> _REQUIRED WORK_:
Copy the material word for word, from its first line through the line that contains "cursor-label-matt: Matt: [610, 580, 681, 612]".

(Collection entries)

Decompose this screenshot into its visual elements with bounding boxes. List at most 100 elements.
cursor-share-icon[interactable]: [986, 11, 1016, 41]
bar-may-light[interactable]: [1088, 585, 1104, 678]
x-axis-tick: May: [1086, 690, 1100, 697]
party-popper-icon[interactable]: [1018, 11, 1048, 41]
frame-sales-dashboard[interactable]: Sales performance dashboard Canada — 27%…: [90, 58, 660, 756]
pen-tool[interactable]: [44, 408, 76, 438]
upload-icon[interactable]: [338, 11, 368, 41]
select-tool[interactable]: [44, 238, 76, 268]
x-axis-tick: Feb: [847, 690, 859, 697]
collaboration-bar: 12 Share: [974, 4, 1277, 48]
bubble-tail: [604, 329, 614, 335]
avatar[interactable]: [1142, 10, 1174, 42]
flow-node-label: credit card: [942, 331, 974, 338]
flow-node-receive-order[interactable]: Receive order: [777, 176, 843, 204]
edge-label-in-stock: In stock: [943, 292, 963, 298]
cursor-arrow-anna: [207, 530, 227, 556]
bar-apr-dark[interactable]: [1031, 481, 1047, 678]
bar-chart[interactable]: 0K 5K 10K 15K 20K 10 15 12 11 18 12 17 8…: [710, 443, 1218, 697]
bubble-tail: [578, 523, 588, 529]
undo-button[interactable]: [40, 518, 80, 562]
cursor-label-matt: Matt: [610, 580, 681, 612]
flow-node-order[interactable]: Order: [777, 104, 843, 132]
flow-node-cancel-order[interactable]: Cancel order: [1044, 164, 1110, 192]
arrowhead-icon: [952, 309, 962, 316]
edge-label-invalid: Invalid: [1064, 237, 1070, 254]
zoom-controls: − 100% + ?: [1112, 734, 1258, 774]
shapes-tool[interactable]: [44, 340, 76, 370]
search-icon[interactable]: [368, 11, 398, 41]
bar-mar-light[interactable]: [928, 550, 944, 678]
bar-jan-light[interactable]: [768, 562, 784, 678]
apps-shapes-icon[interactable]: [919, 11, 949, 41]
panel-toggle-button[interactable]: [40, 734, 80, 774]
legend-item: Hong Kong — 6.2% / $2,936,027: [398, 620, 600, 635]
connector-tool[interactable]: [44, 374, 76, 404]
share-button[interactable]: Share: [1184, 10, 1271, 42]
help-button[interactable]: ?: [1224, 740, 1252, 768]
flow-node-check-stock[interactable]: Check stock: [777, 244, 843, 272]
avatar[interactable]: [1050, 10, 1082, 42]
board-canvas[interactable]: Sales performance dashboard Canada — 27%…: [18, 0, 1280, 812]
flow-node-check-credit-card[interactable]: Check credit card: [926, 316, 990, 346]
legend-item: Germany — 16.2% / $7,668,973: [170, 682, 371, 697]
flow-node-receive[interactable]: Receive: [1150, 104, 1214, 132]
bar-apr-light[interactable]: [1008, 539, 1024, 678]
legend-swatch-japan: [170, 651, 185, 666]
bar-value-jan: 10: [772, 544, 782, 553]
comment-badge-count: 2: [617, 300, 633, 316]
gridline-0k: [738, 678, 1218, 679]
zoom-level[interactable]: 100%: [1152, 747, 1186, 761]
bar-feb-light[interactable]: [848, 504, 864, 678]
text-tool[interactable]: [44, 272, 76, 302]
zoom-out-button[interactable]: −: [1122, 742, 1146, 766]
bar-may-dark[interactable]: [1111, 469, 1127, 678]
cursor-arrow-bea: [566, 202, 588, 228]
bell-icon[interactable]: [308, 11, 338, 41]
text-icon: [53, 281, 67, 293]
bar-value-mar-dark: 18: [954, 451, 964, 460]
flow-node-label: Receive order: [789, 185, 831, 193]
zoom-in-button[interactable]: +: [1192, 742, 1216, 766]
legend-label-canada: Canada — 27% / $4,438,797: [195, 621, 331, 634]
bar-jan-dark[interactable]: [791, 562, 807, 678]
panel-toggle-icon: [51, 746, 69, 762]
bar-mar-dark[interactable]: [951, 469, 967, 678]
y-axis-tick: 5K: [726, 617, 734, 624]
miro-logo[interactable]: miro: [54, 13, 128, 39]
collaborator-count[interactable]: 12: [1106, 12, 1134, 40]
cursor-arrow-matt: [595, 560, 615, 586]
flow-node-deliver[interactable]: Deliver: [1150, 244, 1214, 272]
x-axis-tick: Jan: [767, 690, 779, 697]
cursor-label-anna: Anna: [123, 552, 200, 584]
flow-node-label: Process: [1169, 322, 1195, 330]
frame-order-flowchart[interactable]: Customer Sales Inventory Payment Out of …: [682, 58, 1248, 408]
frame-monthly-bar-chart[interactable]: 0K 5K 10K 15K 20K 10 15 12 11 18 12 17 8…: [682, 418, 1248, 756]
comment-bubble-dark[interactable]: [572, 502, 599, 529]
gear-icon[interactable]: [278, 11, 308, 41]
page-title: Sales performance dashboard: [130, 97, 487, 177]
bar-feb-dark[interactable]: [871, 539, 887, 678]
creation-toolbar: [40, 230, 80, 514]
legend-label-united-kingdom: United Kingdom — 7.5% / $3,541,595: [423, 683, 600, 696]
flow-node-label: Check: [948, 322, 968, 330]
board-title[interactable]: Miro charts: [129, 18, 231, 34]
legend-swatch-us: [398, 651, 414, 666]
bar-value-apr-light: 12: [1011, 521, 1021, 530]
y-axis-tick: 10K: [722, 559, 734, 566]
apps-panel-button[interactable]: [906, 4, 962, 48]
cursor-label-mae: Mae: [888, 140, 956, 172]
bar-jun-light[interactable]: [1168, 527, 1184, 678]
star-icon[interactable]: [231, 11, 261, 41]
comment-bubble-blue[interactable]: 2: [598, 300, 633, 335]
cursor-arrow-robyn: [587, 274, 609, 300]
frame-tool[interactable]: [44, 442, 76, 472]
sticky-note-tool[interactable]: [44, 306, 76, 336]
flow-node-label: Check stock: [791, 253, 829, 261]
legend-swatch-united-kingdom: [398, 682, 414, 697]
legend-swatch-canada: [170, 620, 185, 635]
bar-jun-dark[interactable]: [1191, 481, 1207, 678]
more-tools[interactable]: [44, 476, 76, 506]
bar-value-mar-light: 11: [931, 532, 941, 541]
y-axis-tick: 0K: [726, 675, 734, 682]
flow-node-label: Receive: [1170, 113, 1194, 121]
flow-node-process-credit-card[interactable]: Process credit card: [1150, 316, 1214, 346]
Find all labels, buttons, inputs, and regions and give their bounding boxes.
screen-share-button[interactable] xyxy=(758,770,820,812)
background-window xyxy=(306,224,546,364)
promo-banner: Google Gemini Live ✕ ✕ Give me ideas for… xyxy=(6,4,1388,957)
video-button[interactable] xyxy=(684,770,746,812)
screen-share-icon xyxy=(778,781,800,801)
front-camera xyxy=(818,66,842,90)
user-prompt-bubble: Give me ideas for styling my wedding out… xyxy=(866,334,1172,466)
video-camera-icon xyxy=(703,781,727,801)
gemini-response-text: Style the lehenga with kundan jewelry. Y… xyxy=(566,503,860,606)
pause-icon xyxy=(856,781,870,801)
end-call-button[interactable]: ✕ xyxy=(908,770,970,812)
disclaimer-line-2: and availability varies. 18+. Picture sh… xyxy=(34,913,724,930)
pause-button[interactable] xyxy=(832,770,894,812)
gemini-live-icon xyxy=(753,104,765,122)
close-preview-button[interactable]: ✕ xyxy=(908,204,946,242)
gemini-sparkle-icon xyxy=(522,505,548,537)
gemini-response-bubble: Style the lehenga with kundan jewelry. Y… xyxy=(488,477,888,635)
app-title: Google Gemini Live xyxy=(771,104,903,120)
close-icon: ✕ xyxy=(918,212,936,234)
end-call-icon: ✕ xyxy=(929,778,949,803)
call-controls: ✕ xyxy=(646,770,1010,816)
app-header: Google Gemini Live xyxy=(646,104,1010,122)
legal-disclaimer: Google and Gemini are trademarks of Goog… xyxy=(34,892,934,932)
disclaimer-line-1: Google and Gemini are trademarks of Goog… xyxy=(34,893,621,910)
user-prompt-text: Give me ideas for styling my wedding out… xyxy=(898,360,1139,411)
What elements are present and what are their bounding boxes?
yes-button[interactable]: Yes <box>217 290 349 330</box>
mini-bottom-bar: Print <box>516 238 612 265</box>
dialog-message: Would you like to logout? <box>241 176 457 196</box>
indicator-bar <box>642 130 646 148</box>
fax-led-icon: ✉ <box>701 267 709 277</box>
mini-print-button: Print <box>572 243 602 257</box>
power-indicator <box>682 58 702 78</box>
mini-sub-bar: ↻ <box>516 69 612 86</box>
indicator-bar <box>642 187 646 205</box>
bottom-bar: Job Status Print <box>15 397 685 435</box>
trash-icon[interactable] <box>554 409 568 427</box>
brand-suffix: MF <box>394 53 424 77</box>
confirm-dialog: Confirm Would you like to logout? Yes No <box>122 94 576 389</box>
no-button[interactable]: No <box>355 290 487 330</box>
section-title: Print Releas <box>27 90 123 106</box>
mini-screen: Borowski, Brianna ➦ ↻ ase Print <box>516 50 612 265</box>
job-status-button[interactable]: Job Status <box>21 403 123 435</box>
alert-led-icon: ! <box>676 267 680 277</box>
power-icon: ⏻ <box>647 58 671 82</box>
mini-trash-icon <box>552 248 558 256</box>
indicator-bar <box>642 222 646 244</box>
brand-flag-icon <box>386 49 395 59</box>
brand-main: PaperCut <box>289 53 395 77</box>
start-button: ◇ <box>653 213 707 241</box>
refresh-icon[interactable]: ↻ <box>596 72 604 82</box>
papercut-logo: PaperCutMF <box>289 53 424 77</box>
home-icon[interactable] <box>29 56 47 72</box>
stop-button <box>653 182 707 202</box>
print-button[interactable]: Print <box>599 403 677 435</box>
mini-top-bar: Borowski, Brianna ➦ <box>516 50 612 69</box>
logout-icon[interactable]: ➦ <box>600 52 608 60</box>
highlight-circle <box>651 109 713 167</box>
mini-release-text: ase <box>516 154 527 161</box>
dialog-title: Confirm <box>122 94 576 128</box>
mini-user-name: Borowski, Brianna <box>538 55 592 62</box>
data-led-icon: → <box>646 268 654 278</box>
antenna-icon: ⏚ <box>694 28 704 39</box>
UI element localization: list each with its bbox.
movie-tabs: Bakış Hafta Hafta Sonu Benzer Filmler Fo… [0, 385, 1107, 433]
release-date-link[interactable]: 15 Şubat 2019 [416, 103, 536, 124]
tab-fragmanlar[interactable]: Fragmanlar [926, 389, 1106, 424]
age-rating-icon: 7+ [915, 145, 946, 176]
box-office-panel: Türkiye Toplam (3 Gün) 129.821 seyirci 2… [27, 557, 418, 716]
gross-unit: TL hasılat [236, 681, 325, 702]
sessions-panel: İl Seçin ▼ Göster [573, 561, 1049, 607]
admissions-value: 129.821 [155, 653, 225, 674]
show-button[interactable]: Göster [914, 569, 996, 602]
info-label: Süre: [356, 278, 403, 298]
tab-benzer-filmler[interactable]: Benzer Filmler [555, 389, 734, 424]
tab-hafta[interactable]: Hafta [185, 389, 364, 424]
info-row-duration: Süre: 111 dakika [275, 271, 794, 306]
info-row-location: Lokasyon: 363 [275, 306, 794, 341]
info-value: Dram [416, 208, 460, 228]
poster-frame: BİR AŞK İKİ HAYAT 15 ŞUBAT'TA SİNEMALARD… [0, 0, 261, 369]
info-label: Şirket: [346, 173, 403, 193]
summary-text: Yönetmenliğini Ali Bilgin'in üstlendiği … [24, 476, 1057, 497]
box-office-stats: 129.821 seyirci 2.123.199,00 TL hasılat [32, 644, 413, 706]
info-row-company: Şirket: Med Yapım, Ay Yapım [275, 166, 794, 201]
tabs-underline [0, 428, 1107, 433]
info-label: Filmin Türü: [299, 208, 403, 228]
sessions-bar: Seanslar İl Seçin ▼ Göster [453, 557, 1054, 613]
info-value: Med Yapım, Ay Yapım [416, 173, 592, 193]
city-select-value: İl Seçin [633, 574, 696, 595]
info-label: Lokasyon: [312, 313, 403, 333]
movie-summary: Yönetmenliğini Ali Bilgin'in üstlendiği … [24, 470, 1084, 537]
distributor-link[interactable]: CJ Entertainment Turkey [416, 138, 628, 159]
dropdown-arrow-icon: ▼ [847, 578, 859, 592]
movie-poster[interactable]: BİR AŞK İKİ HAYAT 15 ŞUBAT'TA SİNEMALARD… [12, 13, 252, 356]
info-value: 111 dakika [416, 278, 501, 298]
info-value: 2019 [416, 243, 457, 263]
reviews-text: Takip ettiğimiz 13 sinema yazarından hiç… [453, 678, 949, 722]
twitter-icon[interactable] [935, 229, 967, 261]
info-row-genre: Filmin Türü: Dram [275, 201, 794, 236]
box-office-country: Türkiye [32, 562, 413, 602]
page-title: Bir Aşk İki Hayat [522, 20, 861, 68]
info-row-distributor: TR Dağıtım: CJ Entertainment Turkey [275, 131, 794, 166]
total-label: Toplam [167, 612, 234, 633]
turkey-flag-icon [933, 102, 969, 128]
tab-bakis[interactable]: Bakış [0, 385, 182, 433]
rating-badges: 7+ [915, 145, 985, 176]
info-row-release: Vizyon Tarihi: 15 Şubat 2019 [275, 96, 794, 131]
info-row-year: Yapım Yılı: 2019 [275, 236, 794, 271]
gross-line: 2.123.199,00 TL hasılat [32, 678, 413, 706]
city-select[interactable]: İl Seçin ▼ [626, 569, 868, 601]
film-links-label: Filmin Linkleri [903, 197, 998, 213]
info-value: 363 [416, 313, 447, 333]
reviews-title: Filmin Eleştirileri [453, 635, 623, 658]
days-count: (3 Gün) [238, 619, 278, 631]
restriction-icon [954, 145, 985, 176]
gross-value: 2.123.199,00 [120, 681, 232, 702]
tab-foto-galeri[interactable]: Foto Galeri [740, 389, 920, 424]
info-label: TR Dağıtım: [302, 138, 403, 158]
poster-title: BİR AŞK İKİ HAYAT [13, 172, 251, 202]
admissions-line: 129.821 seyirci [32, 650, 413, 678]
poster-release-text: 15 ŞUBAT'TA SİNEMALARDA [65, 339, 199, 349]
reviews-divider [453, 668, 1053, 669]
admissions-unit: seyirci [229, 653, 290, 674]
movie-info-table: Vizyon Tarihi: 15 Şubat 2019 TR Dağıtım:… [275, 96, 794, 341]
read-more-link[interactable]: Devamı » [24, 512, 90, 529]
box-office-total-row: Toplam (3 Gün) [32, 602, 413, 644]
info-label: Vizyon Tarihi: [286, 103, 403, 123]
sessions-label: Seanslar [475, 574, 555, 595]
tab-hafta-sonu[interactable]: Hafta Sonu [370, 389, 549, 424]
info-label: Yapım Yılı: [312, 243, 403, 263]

> _COMPLETED EXERCISE_:
Decompose this screenshot into its visual elements with bounding boxes. List at most 100 elements.
cursor-share-icon[interactable]: [986, 11, 1016, 41]
bar-may-light[interactable]: [1088, 585, 1104, 678]
x-axis-tick: May: [1086, 690, 1100, 697]
party-popper-icon[interactable]: [1018, 11, 1048, 41]
frame-sales-dashboard[interactable]: Sales performance dashboard Canada — 27%…: [90, 58, 660, 756]
pen-tool[interactable]: [44, 408, 76, 438]
upload-icon[interactable]: [338, 11, 368, 41]
select-tool[interactable]: [44, 238, 76, 268]
x-axis-tick: Feb: [847, 690, 859, 697]
collaboration-bar: 12 Share: [974, 4, 1277, 48]
bubble-tail: [604, 329, 614, 335]
avatar[interactable]: [1142, 10, 1174, 42]
flow-node-label: credit card: [942, 331, 974, 338]
flow-node-receive-order[interactable]: Receive order: [777, 176, 843, 204]
edge-label-in-stock: In stock: [943, 292, 963, 298]
cursor-arrow-anna: [207, 530, 227, 556]
bar-apr-dark[interactable]: [1031, 481, 1047, 678]
bar-chart[interactable]: 0K 5K 10K 15K 20K 10 15 12 11 18 12 17 8…: [710, 443, 1218, 697]
bubble-tail: [578, 523, 588, 529]
undo-button[interactable]: [40, 518, 80, 562]
cursor-label-matt: Matt: [610, 580, 681, 612]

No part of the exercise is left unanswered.